# Input for this task start

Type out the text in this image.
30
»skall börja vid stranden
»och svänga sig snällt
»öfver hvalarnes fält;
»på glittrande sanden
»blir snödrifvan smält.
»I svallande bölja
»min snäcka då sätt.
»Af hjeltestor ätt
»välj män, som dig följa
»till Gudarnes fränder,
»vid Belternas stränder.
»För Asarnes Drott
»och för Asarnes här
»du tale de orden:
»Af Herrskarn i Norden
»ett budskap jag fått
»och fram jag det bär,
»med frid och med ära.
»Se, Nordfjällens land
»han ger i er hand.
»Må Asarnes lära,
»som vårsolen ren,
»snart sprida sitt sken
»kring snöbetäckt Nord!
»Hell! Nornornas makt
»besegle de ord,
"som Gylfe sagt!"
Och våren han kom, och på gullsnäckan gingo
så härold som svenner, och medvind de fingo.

# Input for this task end

→ **Given instruction**: Tally the lines in this data that hold the word "Asarnes" and state only the count.

→ **Answer to the problem**: 3